Dataset listings of figures »
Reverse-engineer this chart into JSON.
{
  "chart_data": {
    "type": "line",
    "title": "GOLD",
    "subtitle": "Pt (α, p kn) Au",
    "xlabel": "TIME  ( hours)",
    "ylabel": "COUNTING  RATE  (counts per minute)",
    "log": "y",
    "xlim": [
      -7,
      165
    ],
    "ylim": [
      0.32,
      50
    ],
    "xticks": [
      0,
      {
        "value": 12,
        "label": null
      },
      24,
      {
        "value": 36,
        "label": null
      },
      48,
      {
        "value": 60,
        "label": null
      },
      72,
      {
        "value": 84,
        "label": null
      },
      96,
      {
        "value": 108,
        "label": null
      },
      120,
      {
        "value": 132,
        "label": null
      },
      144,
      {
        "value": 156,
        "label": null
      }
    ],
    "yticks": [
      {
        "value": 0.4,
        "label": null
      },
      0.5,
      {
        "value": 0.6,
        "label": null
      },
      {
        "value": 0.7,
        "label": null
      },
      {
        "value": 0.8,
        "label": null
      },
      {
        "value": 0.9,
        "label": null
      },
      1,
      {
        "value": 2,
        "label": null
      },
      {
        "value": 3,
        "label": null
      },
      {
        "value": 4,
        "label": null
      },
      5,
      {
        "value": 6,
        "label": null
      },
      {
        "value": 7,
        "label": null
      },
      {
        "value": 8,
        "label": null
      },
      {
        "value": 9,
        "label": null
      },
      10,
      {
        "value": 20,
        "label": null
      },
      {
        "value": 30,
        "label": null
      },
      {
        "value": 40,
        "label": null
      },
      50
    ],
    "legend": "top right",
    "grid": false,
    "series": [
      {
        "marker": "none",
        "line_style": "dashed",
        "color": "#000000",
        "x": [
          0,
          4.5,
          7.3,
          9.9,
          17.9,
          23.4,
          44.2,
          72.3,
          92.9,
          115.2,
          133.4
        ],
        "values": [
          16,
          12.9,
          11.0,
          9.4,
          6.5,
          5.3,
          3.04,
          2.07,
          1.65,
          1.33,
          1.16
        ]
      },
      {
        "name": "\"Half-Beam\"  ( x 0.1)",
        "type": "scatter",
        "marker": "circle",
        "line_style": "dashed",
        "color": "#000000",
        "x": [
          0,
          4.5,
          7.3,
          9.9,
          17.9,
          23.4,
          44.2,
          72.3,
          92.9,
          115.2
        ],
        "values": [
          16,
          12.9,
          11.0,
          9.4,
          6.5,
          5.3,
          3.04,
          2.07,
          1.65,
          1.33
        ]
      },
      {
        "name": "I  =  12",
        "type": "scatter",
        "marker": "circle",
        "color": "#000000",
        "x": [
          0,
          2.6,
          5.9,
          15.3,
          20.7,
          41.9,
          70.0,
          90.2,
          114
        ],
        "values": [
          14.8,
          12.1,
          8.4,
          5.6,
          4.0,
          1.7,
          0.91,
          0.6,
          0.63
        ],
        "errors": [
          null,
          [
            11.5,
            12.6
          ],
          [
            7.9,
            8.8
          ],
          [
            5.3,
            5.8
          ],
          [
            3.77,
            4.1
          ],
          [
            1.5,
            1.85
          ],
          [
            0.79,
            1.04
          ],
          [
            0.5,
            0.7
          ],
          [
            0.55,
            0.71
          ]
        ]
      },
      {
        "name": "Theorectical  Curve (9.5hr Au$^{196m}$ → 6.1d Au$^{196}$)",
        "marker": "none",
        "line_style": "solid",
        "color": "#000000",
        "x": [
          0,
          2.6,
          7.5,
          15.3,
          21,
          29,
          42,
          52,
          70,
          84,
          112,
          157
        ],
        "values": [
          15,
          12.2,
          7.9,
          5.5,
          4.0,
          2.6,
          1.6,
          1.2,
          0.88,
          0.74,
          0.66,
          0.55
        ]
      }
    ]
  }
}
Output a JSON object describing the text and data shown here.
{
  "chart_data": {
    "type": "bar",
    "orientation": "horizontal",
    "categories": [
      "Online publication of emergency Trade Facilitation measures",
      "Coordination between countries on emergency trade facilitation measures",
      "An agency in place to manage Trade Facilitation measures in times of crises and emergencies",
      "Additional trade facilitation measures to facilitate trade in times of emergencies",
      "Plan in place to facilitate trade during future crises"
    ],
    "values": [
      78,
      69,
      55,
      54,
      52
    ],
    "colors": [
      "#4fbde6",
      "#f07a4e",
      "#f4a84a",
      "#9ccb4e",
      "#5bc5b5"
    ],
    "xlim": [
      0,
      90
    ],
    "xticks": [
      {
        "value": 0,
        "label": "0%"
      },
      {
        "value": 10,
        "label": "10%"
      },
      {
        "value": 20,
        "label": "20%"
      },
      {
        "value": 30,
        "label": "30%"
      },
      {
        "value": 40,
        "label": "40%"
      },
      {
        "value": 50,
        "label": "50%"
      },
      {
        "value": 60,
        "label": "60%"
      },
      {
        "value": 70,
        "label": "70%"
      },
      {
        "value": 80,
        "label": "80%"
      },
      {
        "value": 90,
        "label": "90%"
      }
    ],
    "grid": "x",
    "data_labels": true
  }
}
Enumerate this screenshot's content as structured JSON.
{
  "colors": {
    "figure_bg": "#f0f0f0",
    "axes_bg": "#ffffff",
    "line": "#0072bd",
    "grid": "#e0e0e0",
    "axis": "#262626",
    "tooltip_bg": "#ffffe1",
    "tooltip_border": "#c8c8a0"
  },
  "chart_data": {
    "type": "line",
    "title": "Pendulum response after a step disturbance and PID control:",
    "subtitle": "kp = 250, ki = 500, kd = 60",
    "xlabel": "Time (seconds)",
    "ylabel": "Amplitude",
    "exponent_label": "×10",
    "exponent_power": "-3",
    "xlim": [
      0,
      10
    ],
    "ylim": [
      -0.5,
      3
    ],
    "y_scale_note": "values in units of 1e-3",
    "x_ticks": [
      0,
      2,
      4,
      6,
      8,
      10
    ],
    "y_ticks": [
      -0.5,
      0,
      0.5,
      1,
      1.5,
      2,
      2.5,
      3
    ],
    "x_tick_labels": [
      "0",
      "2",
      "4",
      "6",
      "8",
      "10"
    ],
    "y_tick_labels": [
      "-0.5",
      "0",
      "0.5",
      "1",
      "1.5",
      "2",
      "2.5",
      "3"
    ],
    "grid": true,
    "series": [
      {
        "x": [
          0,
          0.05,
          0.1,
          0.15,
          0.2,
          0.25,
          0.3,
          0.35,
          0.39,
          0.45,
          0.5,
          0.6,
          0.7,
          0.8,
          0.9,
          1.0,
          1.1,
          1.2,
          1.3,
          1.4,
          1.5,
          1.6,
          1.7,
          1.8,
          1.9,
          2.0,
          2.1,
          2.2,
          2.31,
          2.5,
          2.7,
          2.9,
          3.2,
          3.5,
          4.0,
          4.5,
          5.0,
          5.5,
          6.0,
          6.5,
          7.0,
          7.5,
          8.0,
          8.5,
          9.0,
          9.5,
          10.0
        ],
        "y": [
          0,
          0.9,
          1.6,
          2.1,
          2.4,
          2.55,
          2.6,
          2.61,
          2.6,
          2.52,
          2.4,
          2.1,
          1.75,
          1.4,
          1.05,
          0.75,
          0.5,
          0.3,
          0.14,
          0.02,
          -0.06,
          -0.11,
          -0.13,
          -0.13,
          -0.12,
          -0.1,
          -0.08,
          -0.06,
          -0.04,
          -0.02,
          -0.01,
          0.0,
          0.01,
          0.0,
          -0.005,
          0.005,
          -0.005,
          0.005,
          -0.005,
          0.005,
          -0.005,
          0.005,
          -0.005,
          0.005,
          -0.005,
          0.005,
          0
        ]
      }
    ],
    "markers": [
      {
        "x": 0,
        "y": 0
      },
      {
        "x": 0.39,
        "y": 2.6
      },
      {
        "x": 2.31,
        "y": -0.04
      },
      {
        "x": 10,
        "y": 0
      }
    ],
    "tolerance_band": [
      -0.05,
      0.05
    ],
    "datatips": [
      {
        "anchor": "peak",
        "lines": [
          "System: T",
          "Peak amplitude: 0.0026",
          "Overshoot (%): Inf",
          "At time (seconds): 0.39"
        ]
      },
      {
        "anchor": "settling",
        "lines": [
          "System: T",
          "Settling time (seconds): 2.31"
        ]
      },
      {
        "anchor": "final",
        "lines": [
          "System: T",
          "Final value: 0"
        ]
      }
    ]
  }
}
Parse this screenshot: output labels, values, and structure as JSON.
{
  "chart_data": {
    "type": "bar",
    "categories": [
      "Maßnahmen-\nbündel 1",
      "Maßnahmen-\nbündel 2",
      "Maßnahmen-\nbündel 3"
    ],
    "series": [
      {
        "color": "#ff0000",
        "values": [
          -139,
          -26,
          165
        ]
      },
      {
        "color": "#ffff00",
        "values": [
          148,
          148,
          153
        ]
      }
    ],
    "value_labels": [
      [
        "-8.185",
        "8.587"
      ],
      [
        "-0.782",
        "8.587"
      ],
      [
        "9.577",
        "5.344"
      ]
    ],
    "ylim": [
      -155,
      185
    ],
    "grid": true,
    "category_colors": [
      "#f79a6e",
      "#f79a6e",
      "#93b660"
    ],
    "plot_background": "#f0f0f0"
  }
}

CHALLENGE »
Set down only these lines, exactly: the line containing "Parse this screenshot: output" and each line after it, through the end of the listing.

RESPONSE FOR THIS EXERCISE »
Parse this screenshot: output labels, values, and structure as JSON.
{
  "chart_data": {
    "type": "bar",
    "categories": [
      "Maßnahmen-\nbündel 1",
      "Maßnahmen-\nbündel 2",
      "Maßnahmen-\nbündel 3"
    ],
    "series": [
      {
        "color": "#ff0000",
        "values": [
          -139,
          -26,
          165
        ]
      },
      {
        "color": "#ffff00",
        "values": [
          148,
          148,
          153
        ]
      }
    ],
    "value_labels": [
      [
        "-8.185",
        "8.587"
      ],
      [
        "-0.782",
        "8.587"
      ],
      [
        "9.577",
        "5.344"
      ]
    ],
    "ylim": [
      -155,
      185
    ],
    "grid": true,
    "category_colors": [
      "#f79a6e",
      "#f79a6e",
      "#93b660"
    ],
    "plot_background": "#f0f0f0"
  }
}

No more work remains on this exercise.